(Excerpt from a dataset)
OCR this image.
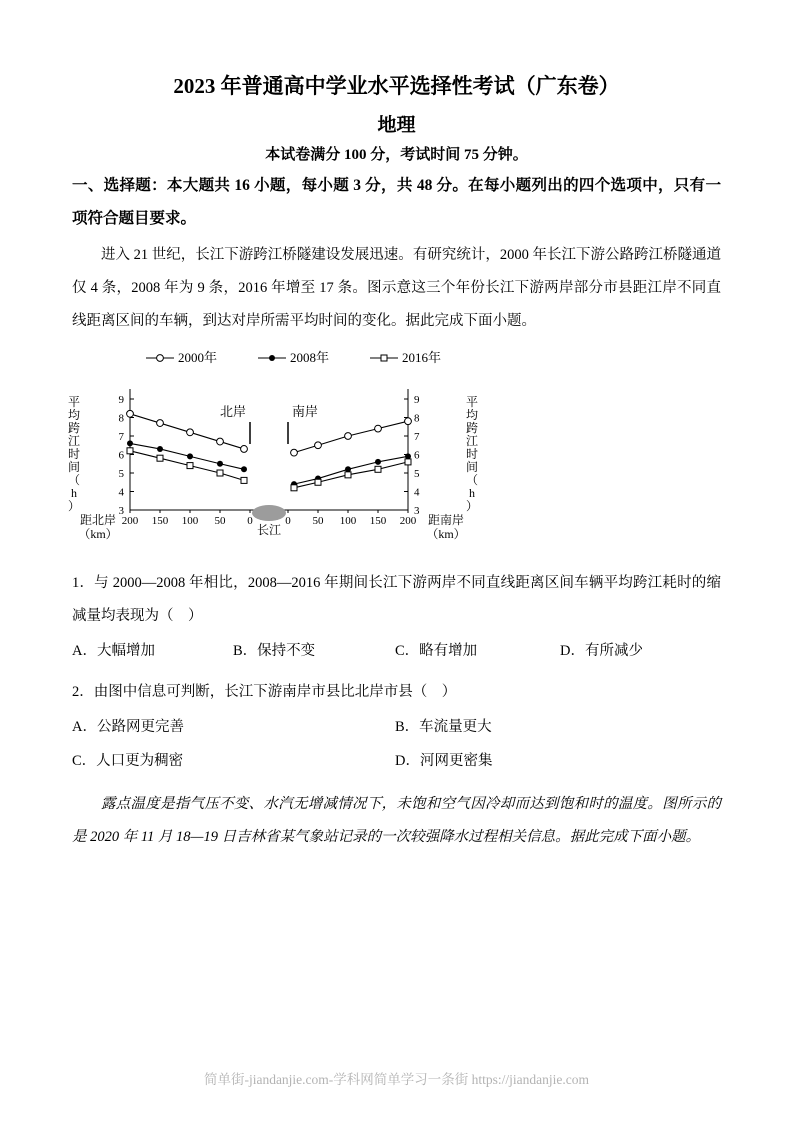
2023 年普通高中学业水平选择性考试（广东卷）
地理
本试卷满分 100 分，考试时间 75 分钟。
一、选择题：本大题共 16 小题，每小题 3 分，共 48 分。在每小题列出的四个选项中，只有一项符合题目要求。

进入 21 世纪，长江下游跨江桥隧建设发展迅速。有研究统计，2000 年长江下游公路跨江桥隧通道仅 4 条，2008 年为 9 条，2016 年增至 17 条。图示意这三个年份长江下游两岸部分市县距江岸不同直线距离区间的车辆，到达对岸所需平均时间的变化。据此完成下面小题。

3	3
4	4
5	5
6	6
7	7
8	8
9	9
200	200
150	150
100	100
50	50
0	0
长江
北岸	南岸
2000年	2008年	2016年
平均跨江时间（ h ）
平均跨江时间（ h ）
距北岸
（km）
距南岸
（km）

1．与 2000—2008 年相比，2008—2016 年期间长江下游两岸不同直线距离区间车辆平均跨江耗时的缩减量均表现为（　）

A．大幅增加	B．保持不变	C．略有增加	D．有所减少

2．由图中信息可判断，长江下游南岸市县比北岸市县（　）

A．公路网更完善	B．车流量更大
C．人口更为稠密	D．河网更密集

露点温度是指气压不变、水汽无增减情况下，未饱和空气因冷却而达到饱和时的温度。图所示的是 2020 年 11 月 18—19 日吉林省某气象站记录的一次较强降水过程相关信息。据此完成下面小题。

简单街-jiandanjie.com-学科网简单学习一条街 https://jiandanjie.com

PROBLEM DETAILS
Write out again every line above exactly as given; the pictures do not belong in the copy.

EXERCISE ANSWER
OCR this image.
2023 年普通高中学业水平选择性考试（广东卷）
地理
本试卷满分 100 分，考试时间 75 分钟。
一、选择题：本大题共 16 小题，每小题 3 分，共 48 分。在每小题列出的四个选项中，只有一项符合题目要求。

进入 21 世纪，长江下游跨江桥隧建设发展迅速。有研究统计，2000 年长江下游公路跨江桥隧通道仅 4 条，2008 年为 9 条，2016 年增至 17 条。图示意这三个年份长江下游两岸部分市县距江岸不同直线距离区间的车辆，到达对岸所需平均时间的变化。据此完成下面小题。

3	3
4	4
5	5
6	6
7	7
8	8
9	9
200	200
150	150
100	100
50	50
0	0
长江
北岸	南岸
2000年	2008年	2016年
平均跨江时间（ h ）
平均跨江时间（ h ）
距北岸
（km）
距南岸
（km）

1．与 2000—2008 年相比，2008—2016 年期间长江下游两岸不同直线距离区间车辆平均跨江耗时的缩减量均表现为（　）

A．大幅增加	B．保持不变	C．略有增加	D．有所减少

2．由图中信息可判断，长江下游南岸市县比北岸市县（　）

A．公路网更完善	B．车流量更大
C．人口更为稠密	D．河网更密集

露点温度是指气压不变、水汽无增减情况下，未饱和空气因冷却而达到饱和时的温度。图所示的是 2020 年 11 月 18—19 日吉林省某气象站记录的一次较强降水过程相关信息。据此完成下面小题。

简单街-jiandanjie.com-学科网简单学习一条街 https://jiandanjie.com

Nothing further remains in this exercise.